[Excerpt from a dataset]
****************

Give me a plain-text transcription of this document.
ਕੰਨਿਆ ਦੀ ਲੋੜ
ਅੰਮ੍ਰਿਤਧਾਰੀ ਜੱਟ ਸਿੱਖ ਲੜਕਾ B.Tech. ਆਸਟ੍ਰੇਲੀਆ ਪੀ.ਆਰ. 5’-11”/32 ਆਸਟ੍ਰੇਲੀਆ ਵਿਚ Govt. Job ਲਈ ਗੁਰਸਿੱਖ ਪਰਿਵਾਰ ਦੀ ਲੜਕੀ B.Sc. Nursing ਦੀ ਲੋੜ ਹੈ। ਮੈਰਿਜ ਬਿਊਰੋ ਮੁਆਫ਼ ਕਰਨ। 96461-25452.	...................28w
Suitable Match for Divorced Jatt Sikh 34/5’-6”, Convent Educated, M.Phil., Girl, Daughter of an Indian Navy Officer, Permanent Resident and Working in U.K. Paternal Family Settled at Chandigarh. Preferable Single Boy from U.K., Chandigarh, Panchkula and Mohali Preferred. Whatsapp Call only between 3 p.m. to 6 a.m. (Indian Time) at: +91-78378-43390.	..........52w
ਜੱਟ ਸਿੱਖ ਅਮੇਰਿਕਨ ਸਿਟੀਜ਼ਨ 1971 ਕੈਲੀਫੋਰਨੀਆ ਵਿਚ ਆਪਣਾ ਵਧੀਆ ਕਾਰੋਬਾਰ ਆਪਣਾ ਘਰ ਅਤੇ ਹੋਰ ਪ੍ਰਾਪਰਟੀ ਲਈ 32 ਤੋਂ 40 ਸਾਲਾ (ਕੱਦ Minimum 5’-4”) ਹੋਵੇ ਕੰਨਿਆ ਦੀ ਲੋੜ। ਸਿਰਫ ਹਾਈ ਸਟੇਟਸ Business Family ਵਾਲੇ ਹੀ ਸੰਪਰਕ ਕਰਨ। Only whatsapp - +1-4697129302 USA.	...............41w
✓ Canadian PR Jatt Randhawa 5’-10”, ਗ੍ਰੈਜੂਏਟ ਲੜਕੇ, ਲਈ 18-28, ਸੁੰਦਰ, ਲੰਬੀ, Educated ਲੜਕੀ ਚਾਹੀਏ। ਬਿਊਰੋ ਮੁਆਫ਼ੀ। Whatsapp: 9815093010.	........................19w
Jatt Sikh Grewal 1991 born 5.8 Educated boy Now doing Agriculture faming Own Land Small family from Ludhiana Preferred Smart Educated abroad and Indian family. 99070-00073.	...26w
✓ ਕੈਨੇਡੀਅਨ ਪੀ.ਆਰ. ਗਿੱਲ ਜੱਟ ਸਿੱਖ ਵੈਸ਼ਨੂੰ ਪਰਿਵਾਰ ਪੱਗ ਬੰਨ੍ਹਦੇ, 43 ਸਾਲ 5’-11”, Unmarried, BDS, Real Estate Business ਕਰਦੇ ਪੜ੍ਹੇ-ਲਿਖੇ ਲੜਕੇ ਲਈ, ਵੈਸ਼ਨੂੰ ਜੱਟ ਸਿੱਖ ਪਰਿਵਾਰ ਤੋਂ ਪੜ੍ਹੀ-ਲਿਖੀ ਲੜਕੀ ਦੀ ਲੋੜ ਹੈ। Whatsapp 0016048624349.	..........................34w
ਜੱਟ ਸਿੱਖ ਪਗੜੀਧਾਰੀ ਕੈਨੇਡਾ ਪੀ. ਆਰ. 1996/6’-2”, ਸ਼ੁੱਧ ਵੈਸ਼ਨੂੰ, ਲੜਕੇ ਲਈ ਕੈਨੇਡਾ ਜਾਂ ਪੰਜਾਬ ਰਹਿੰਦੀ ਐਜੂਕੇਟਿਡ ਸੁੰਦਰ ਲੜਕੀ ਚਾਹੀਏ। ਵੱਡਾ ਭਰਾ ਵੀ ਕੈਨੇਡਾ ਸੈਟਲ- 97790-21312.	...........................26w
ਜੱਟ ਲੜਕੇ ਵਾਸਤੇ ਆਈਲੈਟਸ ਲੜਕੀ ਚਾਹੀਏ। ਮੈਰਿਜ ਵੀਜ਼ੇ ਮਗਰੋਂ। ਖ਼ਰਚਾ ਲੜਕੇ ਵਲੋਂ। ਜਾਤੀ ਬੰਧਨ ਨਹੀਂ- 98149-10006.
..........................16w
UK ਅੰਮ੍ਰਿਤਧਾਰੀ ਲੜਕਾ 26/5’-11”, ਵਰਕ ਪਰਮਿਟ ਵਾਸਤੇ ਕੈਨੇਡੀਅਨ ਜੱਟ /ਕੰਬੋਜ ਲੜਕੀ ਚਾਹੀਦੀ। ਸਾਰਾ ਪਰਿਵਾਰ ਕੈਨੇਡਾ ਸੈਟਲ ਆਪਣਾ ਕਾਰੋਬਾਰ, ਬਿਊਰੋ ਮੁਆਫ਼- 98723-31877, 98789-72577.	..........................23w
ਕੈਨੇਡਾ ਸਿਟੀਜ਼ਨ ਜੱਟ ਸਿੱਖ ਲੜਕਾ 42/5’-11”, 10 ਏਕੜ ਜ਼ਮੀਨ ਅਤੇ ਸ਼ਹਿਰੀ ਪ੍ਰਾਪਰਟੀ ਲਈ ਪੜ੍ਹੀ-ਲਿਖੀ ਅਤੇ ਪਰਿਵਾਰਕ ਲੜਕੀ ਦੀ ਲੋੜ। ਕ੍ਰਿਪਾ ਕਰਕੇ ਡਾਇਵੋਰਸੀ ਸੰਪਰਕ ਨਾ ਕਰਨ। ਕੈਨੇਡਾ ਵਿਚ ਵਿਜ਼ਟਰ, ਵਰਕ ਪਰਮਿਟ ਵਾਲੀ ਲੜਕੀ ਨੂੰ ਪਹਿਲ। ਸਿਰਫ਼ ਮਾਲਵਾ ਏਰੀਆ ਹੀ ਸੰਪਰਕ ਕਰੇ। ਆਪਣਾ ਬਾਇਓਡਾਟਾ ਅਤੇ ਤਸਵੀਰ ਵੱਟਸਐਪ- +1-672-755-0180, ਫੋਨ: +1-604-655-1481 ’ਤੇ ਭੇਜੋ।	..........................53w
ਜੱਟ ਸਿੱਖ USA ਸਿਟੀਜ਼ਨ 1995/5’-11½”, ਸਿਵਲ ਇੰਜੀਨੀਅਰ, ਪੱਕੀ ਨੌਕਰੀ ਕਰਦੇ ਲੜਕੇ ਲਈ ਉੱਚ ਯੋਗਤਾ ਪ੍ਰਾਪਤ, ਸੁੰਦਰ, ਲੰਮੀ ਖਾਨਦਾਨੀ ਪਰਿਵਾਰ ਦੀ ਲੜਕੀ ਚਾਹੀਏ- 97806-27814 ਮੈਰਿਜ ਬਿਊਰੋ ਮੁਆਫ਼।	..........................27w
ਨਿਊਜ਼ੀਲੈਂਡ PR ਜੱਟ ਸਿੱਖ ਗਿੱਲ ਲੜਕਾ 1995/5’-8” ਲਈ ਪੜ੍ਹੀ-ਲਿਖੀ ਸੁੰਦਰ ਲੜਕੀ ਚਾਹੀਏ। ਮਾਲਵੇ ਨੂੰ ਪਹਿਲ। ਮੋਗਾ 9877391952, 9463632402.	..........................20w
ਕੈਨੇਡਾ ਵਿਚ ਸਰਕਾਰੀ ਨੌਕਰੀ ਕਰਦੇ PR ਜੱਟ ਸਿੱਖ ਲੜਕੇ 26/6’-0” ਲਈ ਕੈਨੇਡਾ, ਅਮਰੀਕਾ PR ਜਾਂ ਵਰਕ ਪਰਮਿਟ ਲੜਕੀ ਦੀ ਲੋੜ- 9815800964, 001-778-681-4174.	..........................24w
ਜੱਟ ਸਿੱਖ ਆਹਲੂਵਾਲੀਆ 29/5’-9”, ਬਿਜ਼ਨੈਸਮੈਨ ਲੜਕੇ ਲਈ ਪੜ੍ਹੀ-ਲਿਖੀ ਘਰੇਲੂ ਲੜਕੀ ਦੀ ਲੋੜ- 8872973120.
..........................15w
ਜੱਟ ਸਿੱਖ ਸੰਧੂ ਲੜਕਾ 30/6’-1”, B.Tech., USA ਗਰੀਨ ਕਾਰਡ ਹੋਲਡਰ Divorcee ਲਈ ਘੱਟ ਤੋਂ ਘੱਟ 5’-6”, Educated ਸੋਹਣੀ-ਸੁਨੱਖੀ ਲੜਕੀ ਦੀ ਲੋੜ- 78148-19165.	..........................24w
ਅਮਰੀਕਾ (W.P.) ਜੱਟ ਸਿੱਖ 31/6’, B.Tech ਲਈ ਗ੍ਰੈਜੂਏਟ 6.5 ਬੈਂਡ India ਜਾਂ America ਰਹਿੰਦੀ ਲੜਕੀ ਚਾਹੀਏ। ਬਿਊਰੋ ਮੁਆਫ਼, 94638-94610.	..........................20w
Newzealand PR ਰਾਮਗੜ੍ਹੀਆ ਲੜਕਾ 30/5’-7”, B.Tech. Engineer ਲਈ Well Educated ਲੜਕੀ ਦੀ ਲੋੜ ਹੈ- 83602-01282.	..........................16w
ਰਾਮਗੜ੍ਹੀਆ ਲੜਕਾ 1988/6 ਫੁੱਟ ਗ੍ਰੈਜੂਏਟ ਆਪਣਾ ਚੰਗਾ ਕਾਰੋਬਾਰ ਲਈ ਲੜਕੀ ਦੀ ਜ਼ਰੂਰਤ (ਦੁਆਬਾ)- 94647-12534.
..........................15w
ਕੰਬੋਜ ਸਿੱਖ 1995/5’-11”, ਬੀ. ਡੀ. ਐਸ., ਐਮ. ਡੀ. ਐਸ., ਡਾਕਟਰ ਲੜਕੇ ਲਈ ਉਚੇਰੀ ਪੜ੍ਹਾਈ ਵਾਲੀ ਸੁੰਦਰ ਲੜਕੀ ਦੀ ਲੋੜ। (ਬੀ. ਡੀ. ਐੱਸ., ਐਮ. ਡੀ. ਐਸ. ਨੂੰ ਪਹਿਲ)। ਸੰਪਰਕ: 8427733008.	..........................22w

****************

» **THE TASK**
Say how many lines in the records hold "Sikh", with the number as the whole reply.

» **SOLUTION FOR THIS TASK**
2